-- SUPPLIED RECORDS --
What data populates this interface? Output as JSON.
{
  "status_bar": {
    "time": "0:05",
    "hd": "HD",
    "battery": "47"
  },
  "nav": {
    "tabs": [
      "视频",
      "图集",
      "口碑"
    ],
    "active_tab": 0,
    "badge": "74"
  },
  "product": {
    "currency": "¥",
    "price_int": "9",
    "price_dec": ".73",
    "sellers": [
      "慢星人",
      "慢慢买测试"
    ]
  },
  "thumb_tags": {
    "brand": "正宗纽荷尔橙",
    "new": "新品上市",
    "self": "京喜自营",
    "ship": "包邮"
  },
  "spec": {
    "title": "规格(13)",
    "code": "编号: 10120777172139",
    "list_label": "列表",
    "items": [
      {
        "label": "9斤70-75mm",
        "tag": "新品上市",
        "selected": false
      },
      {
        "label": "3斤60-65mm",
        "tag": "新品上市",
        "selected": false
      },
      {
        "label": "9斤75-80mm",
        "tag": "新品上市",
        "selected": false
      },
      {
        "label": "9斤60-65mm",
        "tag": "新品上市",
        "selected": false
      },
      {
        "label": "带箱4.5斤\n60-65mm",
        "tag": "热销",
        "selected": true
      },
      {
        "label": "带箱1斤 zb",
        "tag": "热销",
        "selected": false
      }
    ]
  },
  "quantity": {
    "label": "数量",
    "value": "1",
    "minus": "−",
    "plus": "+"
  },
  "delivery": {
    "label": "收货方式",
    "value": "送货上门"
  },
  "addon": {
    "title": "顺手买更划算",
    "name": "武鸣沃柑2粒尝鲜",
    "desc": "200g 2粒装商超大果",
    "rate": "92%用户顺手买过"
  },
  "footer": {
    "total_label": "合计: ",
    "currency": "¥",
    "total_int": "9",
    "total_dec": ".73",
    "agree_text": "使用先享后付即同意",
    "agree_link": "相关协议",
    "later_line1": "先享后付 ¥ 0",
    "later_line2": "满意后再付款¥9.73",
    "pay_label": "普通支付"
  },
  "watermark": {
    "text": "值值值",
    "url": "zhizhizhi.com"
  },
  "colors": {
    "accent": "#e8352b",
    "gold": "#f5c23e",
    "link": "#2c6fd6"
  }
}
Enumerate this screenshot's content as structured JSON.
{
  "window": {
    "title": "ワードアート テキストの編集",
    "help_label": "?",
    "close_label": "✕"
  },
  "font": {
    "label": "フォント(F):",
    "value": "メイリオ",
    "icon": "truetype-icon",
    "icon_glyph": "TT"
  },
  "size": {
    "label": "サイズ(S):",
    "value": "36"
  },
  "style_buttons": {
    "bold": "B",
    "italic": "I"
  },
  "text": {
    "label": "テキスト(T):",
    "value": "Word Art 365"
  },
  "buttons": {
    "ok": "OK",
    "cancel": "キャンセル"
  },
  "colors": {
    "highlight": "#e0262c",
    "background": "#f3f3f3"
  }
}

-- JOB --
Output only the lines from the one holding "Enumerate this screenshot's" through the last line above, exactly as they appear.

-- FULL RESPONSE --
Enumerate this screenshot's content as structured JSON.
{
  "window": {
    "title": "ワードアート テキストの編集",
    "help_label": "?",
    "close_label": "✕"
  },
  "font": {
    "label": "フォント(F):",
    "value": "メイリオ",
    "icon": "truetype-icon",
    "icon_glyph": "TT"
  },
  "size": {
    "label": "サイズ(S):",
    "value": "36"
  },
  "style_buttons": {
    "bold": "B",
    "italic": "I"
  },
  "text": {
    "label": "テキスト(T):",
    "value": "Word Art 365"
  },
  "buttons": {
    "ok": "OK",
    "cancel": "キャンセル"
  },
  "colors": {
    "highlight": "#e0262c",
    "background": "#f3f3f3"
  }
}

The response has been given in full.